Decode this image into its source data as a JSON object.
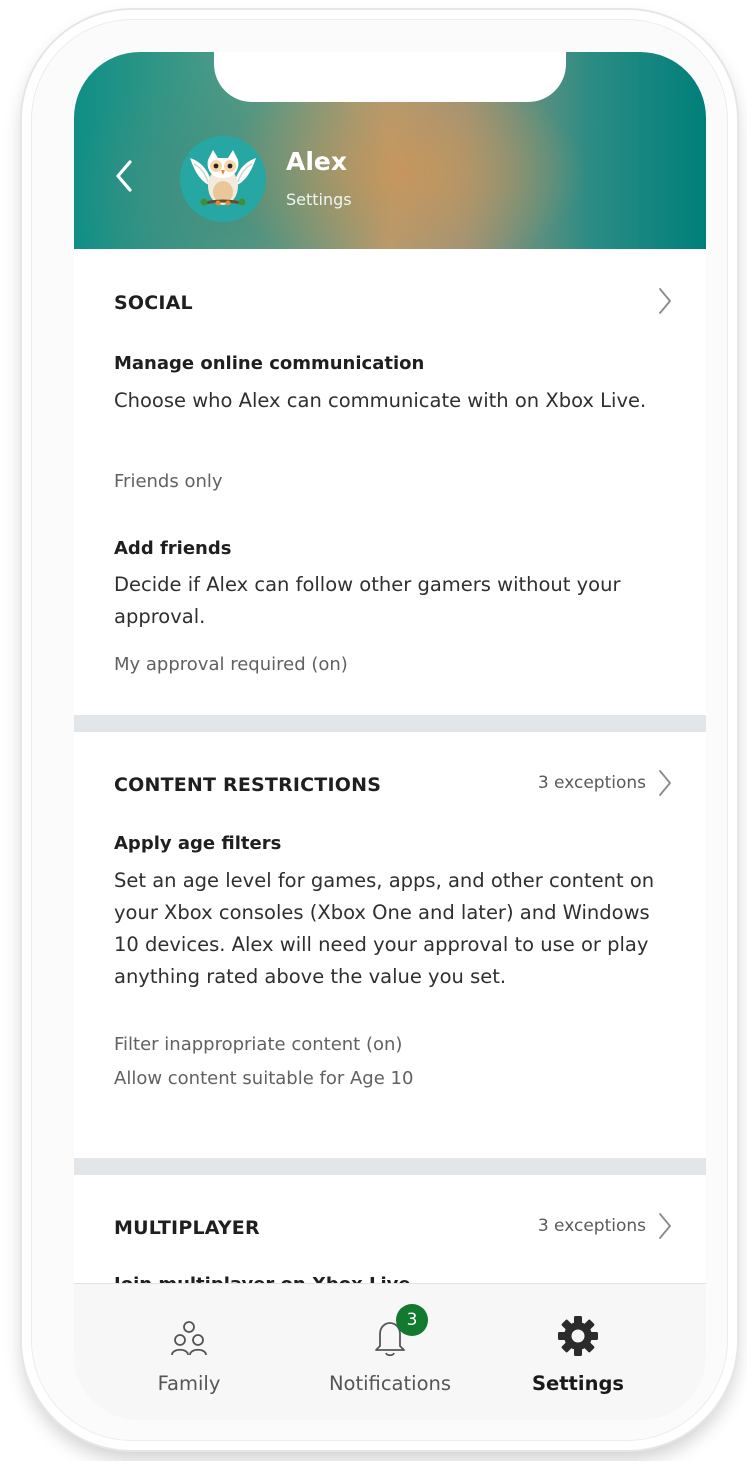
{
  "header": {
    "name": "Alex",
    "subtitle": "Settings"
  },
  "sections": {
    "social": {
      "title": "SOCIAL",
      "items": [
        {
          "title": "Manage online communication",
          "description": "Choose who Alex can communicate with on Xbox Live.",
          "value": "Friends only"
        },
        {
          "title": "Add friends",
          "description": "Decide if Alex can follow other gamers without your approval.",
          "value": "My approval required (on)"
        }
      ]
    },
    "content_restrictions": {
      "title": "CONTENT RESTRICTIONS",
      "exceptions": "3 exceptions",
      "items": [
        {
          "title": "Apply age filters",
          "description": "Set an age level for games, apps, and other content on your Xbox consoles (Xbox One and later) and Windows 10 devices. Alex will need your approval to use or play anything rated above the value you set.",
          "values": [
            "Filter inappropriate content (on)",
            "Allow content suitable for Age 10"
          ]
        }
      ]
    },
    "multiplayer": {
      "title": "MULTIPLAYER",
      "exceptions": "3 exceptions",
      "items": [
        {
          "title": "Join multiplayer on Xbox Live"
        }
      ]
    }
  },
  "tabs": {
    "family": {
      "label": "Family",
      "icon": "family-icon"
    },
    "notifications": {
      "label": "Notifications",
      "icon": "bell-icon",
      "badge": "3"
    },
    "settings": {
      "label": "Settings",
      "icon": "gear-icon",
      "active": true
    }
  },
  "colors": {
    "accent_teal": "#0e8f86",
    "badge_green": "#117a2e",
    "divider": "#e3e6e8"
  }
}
---------------
DIRECTION »
Copy the listing in full and without alteration, omitting every picture.

FULL OUTPUT »
Decode this image into its source data as a JSON object.
{
  "header": {
    "name": "Alex",
    "subtitle": "Settings"
  },
  "sections": {
    "social": {
      "title": "SOCIAL",
      "items": [
        {
          "title": "Manage online communication",
          "description": "Choose who Alex can communicate with on Xbox Live.",
          "value": "Friends only"
        },
        {
          "title": "Add friends",
          "description": "Decide if Alex can follow other gamers without your approval.",
          "value": "My approval required (on)"
        }
      ]
    },
    "content_restrictions": {
      "title": "CONTENT RESTRICTIONS",
      "exceptions": "3 exceptions",
      "items": [
        {
          "title": "Apply age filters",
          "description": "Set an age level for games, apps, and other content on your Xbox consoles (Xbox One and later) and Windows 10 devices. Alex will need your approval to use or play anything rated above the value you set.",
          "values": [
            "Filter inappropriate content (on)",
            "Allow content suitable for Age 10"
          ]
        }
      ]
    },
    "multiplayer": {
      "title": "MULTIPLAYER",
      "exceptions": "3 exceptions",
      "items": [
        {
          "title": "Join multiplayer on Xbox Live"
        }
      ]
    }
  },
  "tabs": {
    "family": {
      "label": "Family",
      "icon": "family-icon"
    },
    "notifications": {
      "label": "Notifications",
      "icon": "bell-icon",
      "badge": "3"
    },
    "settings": {
      "label": "Settings",
      "icon": "gear-icon",
      "active": true
    }
  },
  "colors": {
    "accent_teal": "#0e8f86",
    "badge_green": "#117a2e",
    "divider": "#e3e6e8"
  }
}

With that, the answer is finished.